▶ **Short problem**: Present the stretch of the records from the line containing "Patent image size: (1020, 1369)." through the line containing "The battery 1 is at (529, 680)." as a JSON list of strings, one string per line, with blank lines omitted.

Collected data

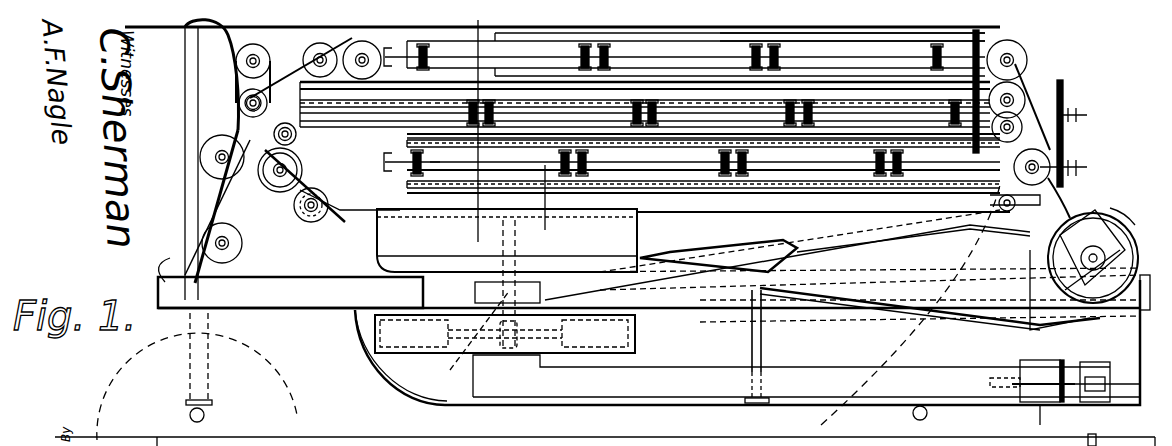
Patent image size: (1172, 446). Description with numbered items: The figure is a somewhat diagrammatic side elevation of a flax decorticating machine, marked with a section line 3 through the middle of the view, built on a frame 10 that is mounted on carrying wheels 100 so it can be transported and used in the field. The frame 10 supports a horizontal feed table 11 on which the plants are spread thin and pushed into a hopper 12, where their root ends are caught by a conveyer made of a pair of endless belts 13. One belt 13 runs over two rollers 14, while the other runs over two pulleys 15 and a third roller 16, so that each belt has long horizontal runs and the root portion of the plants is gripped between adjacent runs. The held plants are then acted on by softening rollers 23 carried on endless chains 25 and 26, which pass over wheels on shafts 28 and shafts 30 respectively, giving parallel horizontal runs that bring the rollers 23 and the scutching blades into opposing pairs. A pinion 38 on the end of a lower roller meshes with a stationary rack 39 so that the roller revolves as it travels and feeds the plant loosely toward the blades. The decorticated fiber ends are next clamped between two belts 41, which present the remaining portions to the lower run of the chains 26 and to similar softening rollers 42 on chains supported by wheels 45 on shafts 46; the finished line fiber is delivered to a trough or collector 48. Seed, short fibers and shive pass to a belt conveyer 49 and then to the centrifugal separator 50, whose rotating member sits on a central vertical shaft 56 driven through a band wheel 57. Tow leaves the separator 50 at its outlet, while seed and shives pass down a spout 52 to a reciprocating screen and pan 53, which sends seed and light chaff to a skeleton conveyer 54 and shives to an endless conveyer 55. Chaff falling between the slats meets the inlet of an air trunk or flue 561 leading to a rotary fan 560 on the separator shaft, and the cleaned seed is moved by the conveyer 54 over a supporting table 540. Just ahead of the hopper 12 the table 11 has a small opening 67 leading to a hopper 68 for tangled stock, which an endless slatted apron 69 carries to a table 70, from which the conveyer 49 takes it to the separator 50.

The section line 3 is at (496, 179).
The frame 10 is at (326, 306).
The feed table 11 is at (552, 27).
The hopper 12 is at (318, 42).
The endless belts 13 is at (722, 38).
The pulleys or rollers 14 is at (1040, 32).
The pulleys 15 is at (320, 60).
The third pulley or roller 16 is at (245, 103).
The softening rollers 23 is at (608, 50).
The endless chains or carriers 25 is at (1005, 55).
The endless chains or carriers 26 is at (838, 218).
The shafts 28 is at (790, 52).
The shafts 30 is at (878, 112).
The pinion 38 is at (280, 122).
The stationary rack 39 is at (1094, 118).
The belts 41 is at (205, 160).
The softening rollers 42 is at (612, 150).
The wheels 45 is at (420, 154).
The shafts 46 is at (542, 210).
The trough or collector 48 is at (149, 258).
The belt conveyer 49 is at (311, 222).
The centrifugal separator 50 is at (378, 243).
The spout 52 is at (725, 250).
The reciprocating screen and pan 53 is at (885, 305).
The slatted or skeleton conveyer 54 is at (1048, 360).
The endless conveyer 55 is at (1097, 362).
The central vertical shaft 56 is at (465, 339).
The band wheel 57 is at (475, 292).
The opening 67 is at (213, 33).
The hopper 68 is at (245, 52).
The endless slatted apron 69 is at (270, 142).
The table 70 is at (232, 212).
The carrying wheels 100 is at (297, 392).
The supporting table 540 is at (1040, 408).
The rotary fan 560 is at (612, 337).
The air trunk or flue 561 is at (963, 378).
--
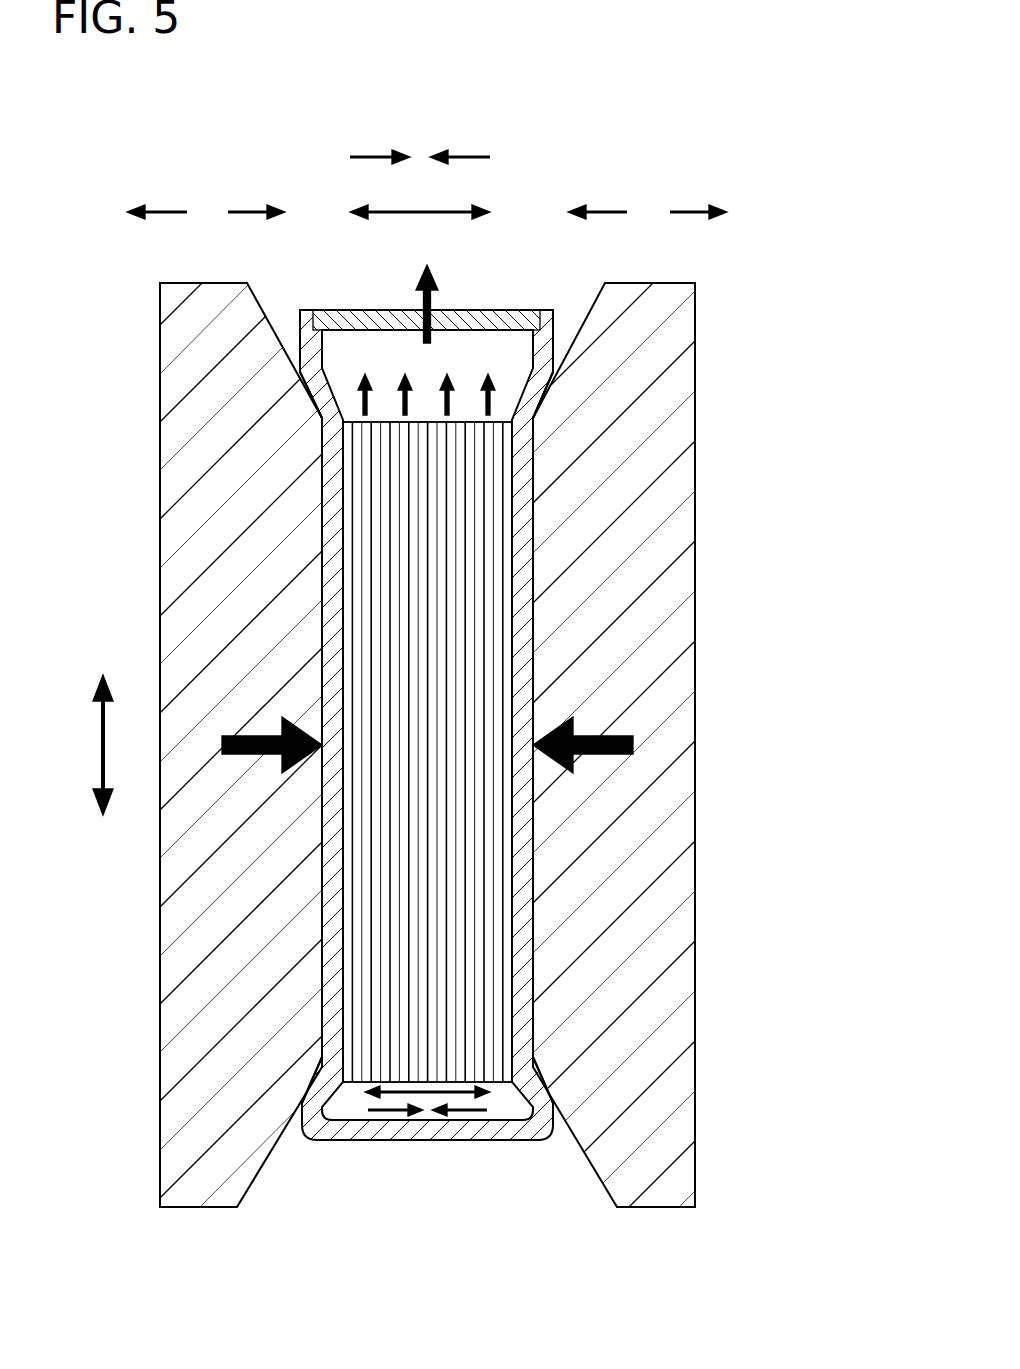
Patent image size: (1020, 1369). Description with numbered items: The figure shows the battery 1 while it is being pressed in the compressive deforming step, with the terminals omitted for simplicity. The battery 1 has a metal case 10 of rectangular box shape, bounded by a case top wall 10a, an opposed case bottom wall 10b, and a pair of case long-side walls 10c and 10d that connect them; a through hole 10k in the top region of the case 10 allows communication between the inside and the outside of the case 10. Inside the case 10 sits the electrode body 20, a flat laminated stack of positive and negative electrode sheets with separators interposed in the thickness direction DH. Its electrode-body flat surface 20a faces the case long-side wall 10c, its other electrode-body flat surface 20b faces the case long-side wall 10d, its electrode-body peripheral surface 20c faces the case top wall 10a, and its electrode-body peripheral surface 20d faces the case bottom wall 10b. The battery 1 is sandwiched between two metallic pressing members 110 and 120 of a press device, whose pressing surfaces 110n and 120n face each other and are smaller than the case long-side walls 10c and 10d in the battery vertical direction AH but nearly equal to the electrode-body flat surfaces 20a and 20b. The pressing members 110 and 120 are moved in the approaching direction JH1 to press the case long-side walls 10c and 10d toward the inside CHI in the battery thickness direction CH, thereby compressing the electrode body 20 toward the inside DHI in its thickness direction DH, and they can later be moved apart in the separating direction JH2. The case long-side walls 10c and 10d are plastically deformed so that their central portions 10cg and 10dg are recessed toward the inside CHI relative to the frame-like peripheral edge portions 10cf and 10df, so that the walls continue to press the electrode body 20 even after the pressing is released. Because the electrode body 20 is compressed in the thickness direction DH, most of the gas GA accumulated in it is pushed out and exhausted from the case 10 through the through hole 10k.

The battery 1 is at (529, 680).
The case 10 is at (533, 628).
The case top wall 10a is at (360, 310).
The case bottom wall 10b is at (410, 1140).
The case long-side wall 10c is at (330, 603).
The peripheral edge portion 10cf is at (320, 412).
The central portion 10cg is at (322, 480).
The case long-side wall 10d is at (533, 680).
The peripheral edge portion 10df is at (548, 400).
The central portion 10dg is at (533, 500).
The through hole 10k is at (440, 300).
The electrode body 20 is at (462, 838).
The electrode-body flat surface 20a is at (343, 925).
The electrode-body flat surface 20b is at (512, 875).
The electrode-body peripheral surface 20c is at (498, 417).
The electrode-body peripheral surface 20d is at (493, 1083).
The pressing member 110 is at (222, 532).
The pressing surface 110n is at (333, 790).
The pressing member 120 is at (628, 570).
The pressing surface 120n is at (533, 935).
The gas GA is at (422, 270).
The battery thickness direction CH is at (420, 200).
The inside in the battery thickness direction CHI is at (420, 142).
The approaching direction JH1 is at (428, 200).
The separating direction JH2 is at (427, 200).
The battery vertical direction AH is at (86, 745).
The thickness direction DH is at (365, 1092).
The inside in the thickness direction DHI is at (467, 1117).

▶ **Finished task**:
[
  "Patent image size: (1020, 1369). Description with numbered items: The figure shows the battery 1 while it is being pressed in the compressive deforming step, with the terminals omitted for simplicity. The battery 1 has a metal case 10 of rectangular box shape, bounded by a case top wall 10a, an opposed case bottom wall 10b, and a pair of case long-side walls 10c and 10d that connect them; a through hole 10k in the top region of the case 10 allows communication between the inside and the outside of the case 10. Inside the case 10 sits the electrode body 20, a flat laminated stack of positive and negative electrode sheets with separators interposed in the thickness direction DH. Its electrode-body flat surface 20a faces the case long-side wall 10c, its other electrode-body flat surface 20b faces the case long-side wall 10d, its electrode-body peripheral surface 20c faces the case top wall 10a, and its electrode-body peripheral surface 20d faces the case bottom wall 10b. The battery 1 is sandwiched between two metallic pressing members 110 and 120 of a press device, whose pressing surfaces 110n and 120n face each other and are smaller than the case long-side walls 10c and 10d in the battery vertical direction AH but nearly equal to the electrode-body flat surfaces 20a and 20b. The pressing members 110 and 120 are moved in the approaching direction JH1 to press the case long-side walls 10c and 10d toward the inside CHI in the battery thickness direction CH, thereby compressing the electrode body 20 toward the inside DHI in its thickness direction DH, and they can later be moved apart in the separating direction JH2. The case long-side walls 10c and 10d are plastically deformed so that their central portions 10cg and 10dg are recessed toward the inside CHI relative to the frame-like peripheral edge portions 10cf and 10df, so that the walls continue to press the electrode body 20 even after the pressing is released. Because the electrode body 20 is compressed in the thickness direction DH, most of the gas GA accumulated in it is pushed out and exhausted from the case 10 through the through hole 10k.",
  "The battery 1 is at (529, 680)."
]